:: YOUR GOAL ::
Write out the data below in full. Keep it exact.

-------

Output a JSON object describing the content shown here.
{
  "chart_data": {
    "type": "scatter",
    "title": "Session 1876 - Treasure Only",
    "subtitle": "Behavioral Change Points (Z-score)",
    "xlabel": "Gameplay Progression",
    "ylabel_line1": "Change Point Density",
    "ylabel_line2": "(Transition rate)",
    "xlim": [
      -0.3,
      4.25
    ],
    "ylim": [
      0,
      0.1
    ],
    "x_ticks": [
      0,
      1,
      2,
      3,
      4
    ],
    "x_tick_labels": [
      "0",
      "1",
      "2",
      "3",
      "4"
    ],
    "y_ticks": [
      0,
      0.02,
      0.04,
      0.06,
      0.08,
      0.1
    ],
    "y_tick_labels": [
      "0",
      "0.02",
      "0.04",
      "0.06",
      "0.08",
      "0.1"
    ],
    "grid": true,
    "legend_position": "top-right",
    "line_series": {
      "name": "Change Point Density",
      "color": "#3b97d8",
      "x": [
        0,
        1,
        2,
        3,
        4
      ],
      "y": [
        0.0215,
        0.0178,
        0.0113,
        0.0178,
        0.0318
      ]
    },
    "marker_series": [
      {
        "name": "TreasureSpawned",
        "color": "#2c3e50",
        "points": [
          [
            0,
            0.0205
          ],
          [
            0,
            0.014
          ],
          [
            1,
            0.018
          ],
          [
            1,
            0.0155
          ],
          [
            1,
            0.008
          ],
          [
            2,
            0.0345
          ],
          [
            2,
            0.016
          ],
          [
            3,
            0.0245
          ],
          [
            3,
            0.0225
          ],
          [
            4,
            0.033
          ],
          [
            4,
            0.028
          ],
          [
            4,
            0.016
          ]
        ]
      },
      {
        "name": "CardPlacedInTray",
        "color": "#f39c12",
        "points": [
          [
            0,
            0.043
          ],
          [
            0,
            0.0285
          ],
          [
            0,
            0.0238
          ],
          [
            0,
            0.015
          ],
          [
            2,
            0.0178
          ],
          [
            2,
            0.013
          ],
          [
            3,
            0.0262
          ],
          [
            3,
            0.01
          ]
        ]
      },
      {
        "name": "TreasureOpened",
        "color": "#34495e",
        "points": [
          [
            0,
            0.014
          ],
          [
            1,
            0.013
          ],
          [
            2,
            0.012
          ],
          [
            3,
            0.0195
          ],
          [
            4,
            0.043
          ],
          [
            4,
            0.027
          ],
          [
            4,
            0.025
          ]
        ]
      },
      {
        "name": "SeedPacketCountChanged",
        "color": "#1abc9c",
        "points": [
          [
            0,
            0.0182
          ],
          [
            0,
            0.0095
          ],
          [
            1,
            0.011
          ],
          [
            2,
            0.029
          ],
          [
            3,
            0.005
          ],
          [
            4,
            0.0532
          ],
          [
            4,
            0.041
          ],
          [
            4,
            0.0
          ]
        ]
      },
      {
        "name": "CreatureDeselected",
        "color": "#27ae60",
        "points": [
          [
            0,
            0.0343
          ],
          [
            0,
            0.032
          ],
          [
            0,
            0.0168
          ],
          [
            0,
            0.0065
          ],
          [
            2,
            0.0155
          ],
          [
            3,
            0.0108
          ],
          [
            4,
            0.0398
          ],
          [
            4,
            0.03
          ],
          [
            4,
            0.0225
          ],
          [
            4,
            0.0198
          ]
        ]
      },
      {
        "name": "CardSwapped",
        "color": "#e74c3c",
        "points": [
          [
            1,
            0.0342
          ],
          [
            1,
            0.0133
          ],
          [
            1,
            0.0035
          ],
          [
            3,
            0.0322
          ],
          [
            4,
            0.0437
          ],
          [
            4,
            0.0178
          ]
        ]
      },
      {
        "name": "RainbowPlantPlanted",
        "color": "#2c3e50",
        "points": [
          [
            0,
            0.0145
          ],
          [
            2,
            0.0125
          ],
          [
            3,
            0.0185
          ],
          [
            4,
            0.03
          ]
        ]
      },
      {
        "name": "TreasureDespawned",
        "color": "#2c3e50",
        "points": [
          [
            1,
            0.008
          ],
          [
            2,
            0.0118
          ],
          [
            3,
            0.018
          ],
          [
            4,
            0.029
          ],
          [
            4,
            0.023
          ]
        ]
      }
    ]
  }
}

-------

:: EXERCISE RESULT ::
Output a JSON object describing the content shown here.
{
  "chart_data": {
    "type": "scatter",
    "title": "Session 1876 - Treasure Only",
    "subtitle": "Behavioral Change Points (Z-score)",
    "xlabel": "Gameplay Progression",
    "ylabel_line1": "Change Point Density",
    "ylabel_line2": "(Transition rate)",
    "xlim": [
      -0.3,
      4.25
    ],
    "ylim": [
      0,
      0.1
    ],
    "x_ticks": [
      0,
      1,
      2,
      3,
      4
    ],
    "x_tick_labels": [
      "0",
      "1",
      "2",
      "3",
      "4"
    ],
    "y_ticks": [
      0,
      0.02,
      0.04,
      0.06,
      0.08,
      0.1
    ],
    "y_tick_labels": [
      "0",
      "0.02",
      "0.04",
      "0.06",
      "0.08",
      "0.1"
    ],
    "grid": true,
    "legend_position": "top-right",
    "line_series": {
      "name": "Change Point Density",
      "color": "#3b97d8",
      "x": [
        0,
        1,
        2,
        3,
        4
      ],
      "y": [
        0.0215,
        0.0178,
        0.0113,
        0.0178,
        0.0318
      ]
    },
    "marker_series": [
      {
        "name": "TreasureSpawned",
        "color": "#2c3e50",
        "points": [
          [
            0,
            0.0205
          ],
          [
            0,
            0.014
          ],
          [
            1,
            0.018
          ],
          [
            1,
            0.0155
          ],
          [
            1,
            0.008
          ],
          [
            2,
            0.0345
          ],
          [
            2,
            0.016
          ],
          [
            3,
            0.0245
          ],
          [
            3,
            0.0225
          ],
          [
            4,
            0.033
          ],
          [
            4,
            0.028
          ],
          [
            4,
            0.016
          ]
        ]
      },
      {
        "name": "CardPlacedInTray",
        "color": "#f39c12",
        "points": [
          [
            0,
            0.043
          ],
          [
            0,
            0.0285
          ],
          [
            0,
            0.0238
          ],
          [
            0,
            0.015
          ],
          [
            2,
            0.0178
          ],
          [
            2,
            0.013
          ],
          [
            3,
            0.0262
          ],
          [
            3,
            0.01
          ]
        ]
      },
      {
        "name": "TreasureOpened",
        "color": "#34495e",
        "points": [
          [
            0,
            0.014
          ],
          [
            1,
            0.013
          ],
          [
            2,
            0.012
          ],
          [
            3,
            0.0195
          ],
          [
            4,
            0.043
          ],
          [
            4,
            0.027
          ],
          [
            4,
            0.025
          ]
        ]
      },
      {
        "name": "SeedPacketCountChanged",
        "color": "#1abc9c",
        "points": [
          [
            0,
            0.0182
          ],
          [
            0,
            0.0095
          ],
          [
            1,
            0.011
          ],
          [
            2,
            0.029
          ],
          [
            3,
            0.005
          ],
          [
            4,
            0.0532
          ],
          [
            4,
            0.041
          ],
          [
            4,
            0.0
          ]
        ]
      },
      {
        "name": "CreatureDeselected",
        "color": "#27ae60",
        "points": [
          [
            0,
            0.0343
          ],
          [
            0,
            0.032
          ],
          [
            0,
            0.0168
          ],
          [
            0,
            0.0065
          ],
          [
            2,
            0.0155
          ],
          [
            3,
            0.0108
          ],
          [
            4,
            0.0398
          ],
          [
            4,
            0.03
          ],
          [
            4,
            0.0225
          ],
          [
            4,
            0.0198
          ]
        ]
      },
      {
        "name": "CardSwapped",
        "color": "#e74c3c",
        "points": [
          [
            1,
            0.0342
          ],
          [
            1,
            0.0133
          ],
          [
            1,
            0.0035
          ],
          [
            3,
            0.0322
          ],
          [
            4,
            0.0437
          ],
          [
            4,
            0.0178
          ]
        ]
      },
      {
        "name": "RainbowPlantPlanted",
        "color": "#2c3e50",
        "points": [
          [
            0,
            0.0145
          ],
          [
            2,
            0.0125
          ],
          [
            3,
            0.0185
          ],
          [
            4,
            0.03
          ]
        ]
      },
      {
        "name": "TreasureDespawned",
        "color": "#2c3e50",
        "points": [
          [
            1,
            0.008
          ],
          [
            2,
            0.0118
          ],
          [
            3,
            0.018
          ],
          [
            4,
            0.029
          ],
          [
            4,
            0.023
          ]
        ]
      }
    ]
  }
}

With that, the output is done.